# Aim of the exercise:
Copy every line of the listing that holds the string "canela".

Stored items
==*==

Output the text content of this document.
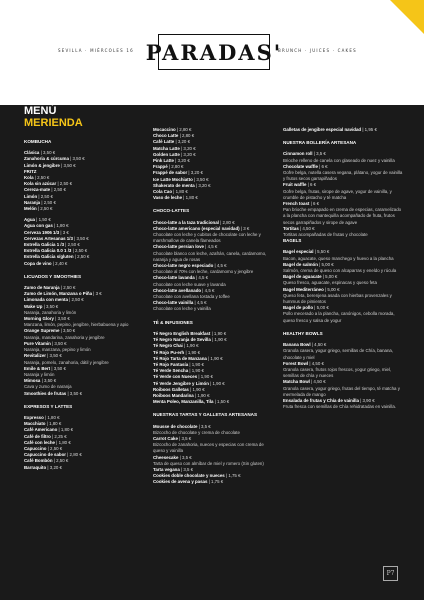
SEVILLA · MIÉRCOLES 16 PARADAS'
BRUNCH · JUICES · CAKES
MENÚ
MERIENDA
KOMBUCHA
Clásica | 3,50 €
Zanahoria & cúrcuma | 3,50 €
Limón & jengibre | 3,50 €
FRITZ
Kola | 2,50 €
Kola sin azúcar | 2,50 €
Cereza-mate | 2,50 €
Limón | 2,50 €
Naranja | 2,50 €
Melón | 2,50 €
Agua | 1,50 €
Agua con gas | 1,80 €
Cerveza 1906 1/3 | 3 €
Cervezas Artesanas 1/3 | 3,50 €
Estrella Galicia 1 /3 | 2,50 €
Estrella Galicia 0.0 1 /3 | 2,50 €
Estrella Galicia s/gluten | 2,50 €
Copa de vino | 2,40 €
LICUADOS Y SMOOTHIES
Zumo de Naranja | 2,50 €
Zumo de Limón, Manzana o Piña | 3 €
Limonada con menta | 2,50 €
Wake Up | 3,50 €
Naranja, zanahoria y limón
Morning Glory | 3,50 €
Manzana, limón, pepino, jengibre, hierbabuena y apio
Orange Supreme | 3,50 €
Naranja, mandarina, zanahoria y jengibre
Pure Vitamin | 3,50 €
Naranja, manzana, pepino y limón
Revitalizer | 3,50 €
Naranja, pomelo, zanahoria, dátil y jengibre
Emile & Bert | 3,50 €
Naranja y limón
Mimosa | 3,50 €
Cava y zumo de naranja
Smoothies de frutas | 3,50 €
EXPRESOS Y LATTES
Expresso | 1,80 €
Macchiato | 1,80 €
Café Americano | 1,80 €
Café de filtro | 2,25 €
Café con leche | 1,80 €
Capuccino | 2,50 €
Capuccino de sabor | 2,80 €
Café Bombón | 2,50 €
Barraquito | 3,20 €
Mocaccino | 2,80 €
Choco Latte | 2,80 €
Café Latte | 3,20 €
Matcha Latte | 3,20 €
Golden Latte | 3,20 €
Pink Latte | 3,20 €
Frappé | 2,80 €
Frappé de sabor | 3,20 €
Ice Latte Mochiatto | 3,50 €
Shakerato de menta | 3,20 €
Cola Cao | 1,80 €
Vaso de leche | 1,80 €
CHOCO-LATTES
Choco-latte a la taza tradicional | 2,80 €
Choco-latte americano (especial navidad) | 3 €
Chocolate con leche y cubitos de chocolate con leche y marshmallow de canela flameados
Choco-latte persian love | 4,5 €
Chocolate blanco con leche, azafrán, canela, cardamomo, naranja y agua de rosas
Choco-latte negro especiado | 4,5 €
Chocolate al 70% con leche, cardamomo y jengibre
Choco-latte lavanda | 4,5 €
Chocolate con leche suave y lavanda
Choco-latte avellanado | 4,5 €
Chocolate con avellana tostada y toffee
Choco-latte vainilla | 4,5 €
Chocolate con leche y vainilla
TÉ & INFUSIONES
Té Negro English Breakfast | 1,90 €
Té Negro Naranja de Sevilla | 1,90 €
Té Negro Chai | 1,90 €
Té Rojo Pu-erh | 1,90 €
Té Rojo Tarta de Manzana | 1,90 €
Té Rojo Fantasía | 1,90 €
Té Verde Sencha | 1,90 €
Té Verde con Nueces | 1,90 €
Té Verde Jengibre y Limón | 1,90 €
Roiboos Galletas | 1,90 €
Roiboos Mandarina | 1,90 €
Menta Poleo, Manzanilla, Tila | 1,50 €
NUESTRAS TARTAS Y GALLETAS ARTESANAS
Mousse de chocolate | 3,5 €
Bizcocho de chocolate y crema de chocolate
Carrot Cake | 3,5 €
Bizcocho de zanahoria, nueces y especias con crema de queso y vainilla
Cheesecake | 3,5 €
Tarta de queso con almíbar de miel y romero (Sin gluten)
Tarta vegana | 3,5 €
Cookies doble chocolate y nueces | 1,75 €
Cookies de avena y pasas | 1,75 €
Galletas de jengibre especial navidad | 1,95 €
NUESTRA BOLLERÍA ARTESANA
Cinnamon roll | 3,5 €
Brioche relleno de canela con glaseado de nuez y vainilla
Chocolate waffle | 6 €
Gofre belga, nutella casera vegana, plátano, yogur de vainilla y frutos secos garrapiñados
Fruit waffle | 6 €
Gofre belga, frutas, sirope de agave, yogur de vainilla, y crumble de pistacho y té matcha
French toast | 6 €
Pan brioche empapado en crema de especias, caramelizado a la plancha con mantequilla acompañado de fruta, frutos secos garrapiñados y sirope de agave
Tortitas | 4,50 €
Tortitas acompañadas de frutas y chocolate
BAGELS
Bagel especial | 5,50 €
Bacon, aguacate, queso manchego y huevo a la plancha
Bagel de salmón | 5,00 €
Salmón, crema de queso con alcaparras y eneldo y rúcula
Bagel de aguacate | 5,00 €
Queso fresco, aguacate, espinacas y queso feta
Bagel Mediterráneo | 5,00 €
Queso feta, berenjena asada con hierbas provenzales y hummus de pimientos
Bagel de pollo | 5,00 €
Pollo mecerado a la plancha, canónigos, cebolla morada, queso fresco y salsa de yogur
HEALTHY BOWLS
Banana Bowl | 4,50 €
Granola casera, yogur griego, semillas de Chía, banana, chocolate y miel
Forest Bowl | 4,50 €
Granola casera, frutos rojos frescos, yogur griego, miel, semillas de chía y nueces
Matcha Bowl | 4,50 €
Granola casera, yogur griego, frutas del tiempo, té matcha y mermelada de mango
Ensalada de frutas y Chía de vainilla | 3,90 €
Fruta fresca con semillas de Chía rehidratadas en vainilla.
P7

==*==

# Written response:
Chocolate con leche y cubitos de chocolate con leche y marshmallow de canela flameados
Chocolate blanco con leche, azafrán, canela, cardamomo, naranja y agua de rosas
Brioche relleno de canela con glaseado de nuez y vainilla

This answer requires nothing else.